_What this task involves_: Emit the entire listing verbatim.

— START OF Input material —

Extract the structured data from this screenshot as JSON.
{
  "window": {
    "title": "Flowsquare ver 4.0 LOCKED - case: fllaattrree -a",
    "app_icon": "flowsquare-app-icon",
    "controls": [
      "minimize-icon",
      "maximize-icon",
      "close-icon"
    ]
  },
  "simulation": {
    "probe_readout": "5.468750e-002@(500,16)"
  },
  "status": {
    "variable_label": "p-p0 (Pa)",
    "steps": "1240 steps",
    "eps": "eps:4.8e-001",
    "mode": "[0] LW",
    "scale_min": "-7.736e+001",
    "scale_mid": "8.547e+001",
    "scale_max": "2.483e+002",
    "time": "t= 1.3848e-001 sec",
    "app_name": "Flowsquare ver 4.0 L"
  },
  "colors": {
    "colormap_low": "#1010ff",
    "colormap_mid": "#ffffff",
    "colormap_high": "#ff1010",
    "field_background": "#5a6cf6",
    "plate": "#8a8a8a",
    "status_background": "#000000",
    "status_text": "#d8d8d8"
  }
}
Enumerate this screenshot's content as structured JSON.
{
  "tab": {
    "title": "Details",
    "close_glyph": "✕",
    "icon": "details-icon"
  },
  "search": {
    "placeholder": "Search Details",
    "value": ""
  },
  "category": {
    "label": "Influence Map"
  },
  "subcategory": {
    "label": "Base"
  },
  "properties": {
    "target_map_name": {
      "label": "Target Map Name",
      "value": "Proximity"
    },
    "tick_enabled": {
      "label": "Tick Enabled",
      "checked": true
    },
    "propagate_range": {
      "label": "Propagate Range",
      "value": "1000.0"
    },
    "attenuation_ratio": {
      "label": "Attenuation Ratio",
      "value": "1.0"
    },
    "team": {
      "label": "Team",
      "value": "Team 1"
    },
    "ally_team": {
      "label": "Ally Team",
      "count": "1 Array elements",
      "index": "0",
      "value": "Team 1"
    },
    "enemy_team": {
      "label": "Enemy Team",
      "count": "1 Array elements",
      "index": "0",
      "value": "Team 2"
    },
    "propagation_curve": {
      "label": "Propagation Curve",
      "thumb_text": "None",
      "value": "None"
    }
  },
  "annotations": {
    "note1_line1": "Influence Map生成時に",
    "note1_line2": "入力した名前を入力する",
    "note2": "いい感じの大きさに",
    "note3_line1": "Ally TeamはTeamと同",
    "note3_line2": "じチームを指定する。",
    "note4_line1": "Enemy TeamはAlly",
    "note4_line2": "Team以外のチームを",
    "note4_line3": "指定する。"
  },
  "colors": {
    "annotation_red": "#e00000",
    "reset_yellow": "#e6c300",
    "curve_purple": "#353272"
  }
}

— END OF Input material —

_Result_:
Extract the structured data from this screenshot as JSON.
{
  "window": {
    "title": "Flowsquare ver 4.0 LOCKED - case: fllaattrree -a",
    "app_icon": "flowsquare-app-icon",
    "controls": [
      "minimize-icon",
      "maximize-icon",
      "close-icon"
    ]
  },
  "simulation": {
    "probe_readout": "5.468750e-002@(500,16)"
  },
  "status": {
    "variable_label": "p-p0 (Pa)",
    "steps": "1240 steps",
    "eps": "eps:4.8e-001",
    "mode": "[0] LW",
    "scale_min": "-7.736e+001",
    "scale_mid": "8.547e+001",
    "scale_max": "2.483e+002",
    "time": "t= 1.3848e-001 sec",
    "app_name": "Flowsquare ver 4.0 L"
  },
  "colors": {
    "colormap_low": "#1010ff",
    "colormap_mid": "#ffffff",
    "colormap_high": "#ff1010",
    "field_background": "#5a6cf6",
    "plate": "#8a8a8a",
    "status_background": "#000000",
    "status_text": "#d8d8d8"
  }
}
Enumerate this screenshot's content as structured JSON.
{
  "tab": {
    "title": "Details",
    "close_glyph": "✕",
    "icon": "details-icon"
  },
  "search": {
    "placeholder": "Search Details",
    "value": ""
  },
  "category": {
    "label": "Influence Map"
  },
  "subcategory": {
    "label": "Base"
  },
  "properties": {
    "target_map_name": {
      "label": "Target Map Name",
      "value": "Proximity"
    },
    "tick_enabled": {
      "label": "Tick Enabled",
      "checked": true
    },
    "propagate_range": {
      "label": "Propagate Range",
      "value": "1000.0"
    },
    "attenuation_ratio": {
      "label": "Attenuation Ratio",
      "value": "1.0"
    },
    "team": {
      "label": "Team",
      "value": "Team 1"
    },
    "ally_team": {
      "label": "Ally Team",
      "count": "1 Array elements",
      "index": "0",
      "value": "Team 1"
    },
    "enemy_team": {
      "label": "Enemy Team",
      "count": "1 Array elements",
      "index": "0",
      "value": "Team 2"
    },
    "propagation_curve": {
      "label": "Propagation Curve",
      "thumb_text": "None",
      "value": "None"
    }
  },
  "annotations": {
    "note1_line1": "Influence Map生成時に",
    "note1_line2": "入力した名前を入力する",
    "note2": "いい感じの大きさに",
    "note3_line1": "Ally TeamはTeamと同",
    "note3_line2": "じチームを指定する。",
    "note4_line1": "Enemy TeamはAlly",
    "note4_line2": "Team以外のチームを",
    "note4_line3": "指定する。"
  },
  "colors": {
    "annotation_red": "#e00000",
    "reset_yellow": "#e6c300",
    "curve_purple": "#353272"
  }
}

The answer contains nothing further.